__Material shown__

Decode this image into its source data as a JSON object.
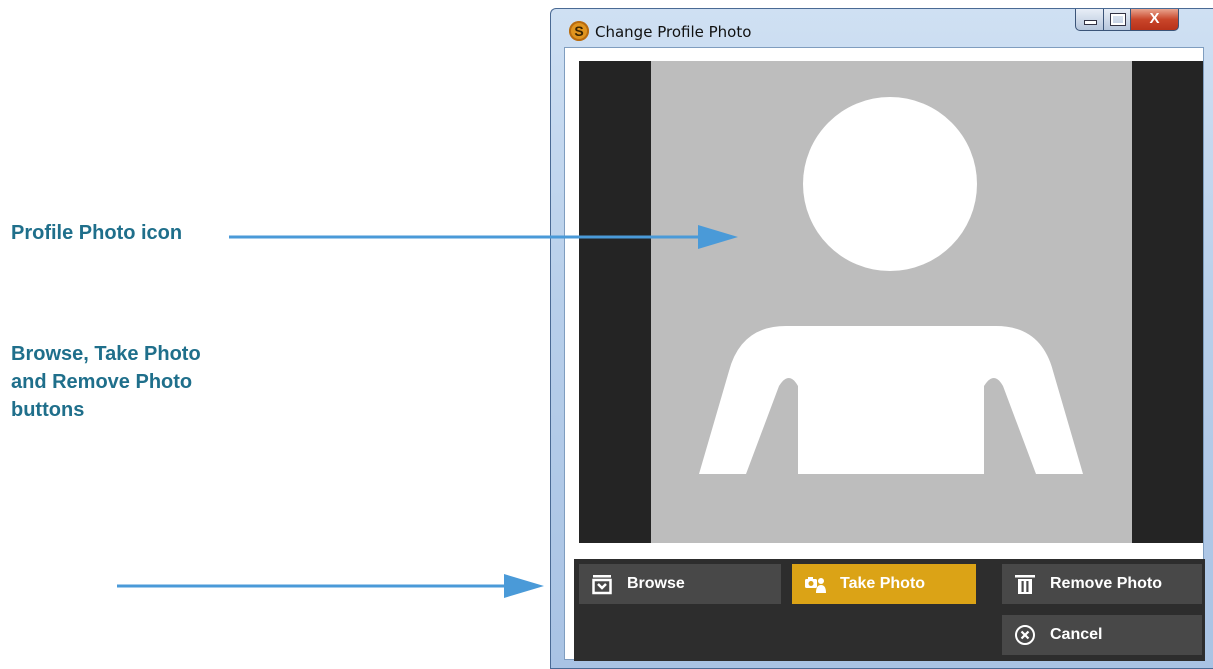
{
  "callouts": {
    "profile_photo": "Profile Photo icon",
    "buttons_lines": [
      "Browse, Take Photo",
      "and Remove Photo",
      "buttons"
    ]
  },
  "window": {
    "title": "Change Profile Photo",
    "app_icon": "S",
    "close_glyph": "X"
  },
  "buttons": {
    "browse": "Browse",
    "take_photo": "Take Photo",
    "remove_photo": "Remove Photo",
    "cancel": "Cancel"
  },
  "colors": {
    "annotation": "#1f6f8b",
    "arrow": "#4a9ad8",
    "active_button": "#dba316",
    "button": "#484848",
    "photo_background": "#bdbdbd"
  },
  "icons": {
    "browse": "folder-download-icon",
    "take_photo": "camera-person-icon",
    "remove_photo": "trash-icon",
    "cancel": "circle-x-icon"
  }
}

__Exercise description__
Write out all the entries again, word for word, and print no images.

__Response__
Decode this image into its source data as a JSON object.
{
  "callouts": {
    "profile_photo": "Profile Photo icon",
    "buttons_lines": [
      "Browse, Take Photo",
      "and Remove Photo",
      "buttons"
    ]
  },
  "window": {
    "title": "Change Profile Photo",
    "app_icon": "S",
    "close_glyph": "X"
  },
  "buttons": {
    "browse": "Browse",
    "take_photo": "Take Photo",
    "remove_photo": "Remove Photo",
    "cancel": "Cancel"
  },
  "colors": {
    "annotation": "#1f6f8b",
    "arrow": "#4a9ad8",
    "active_button": "#dba316",
    "button": "#484848",
    "photo_background": "#bdbdbd"
  },
  "icons": {
    "browse": "folder-download-icon",
    "take_photo": "camera-person-icon",
    "remove_photo": "trash-icon",
    "cancel": "circle-x-icon"
  }
}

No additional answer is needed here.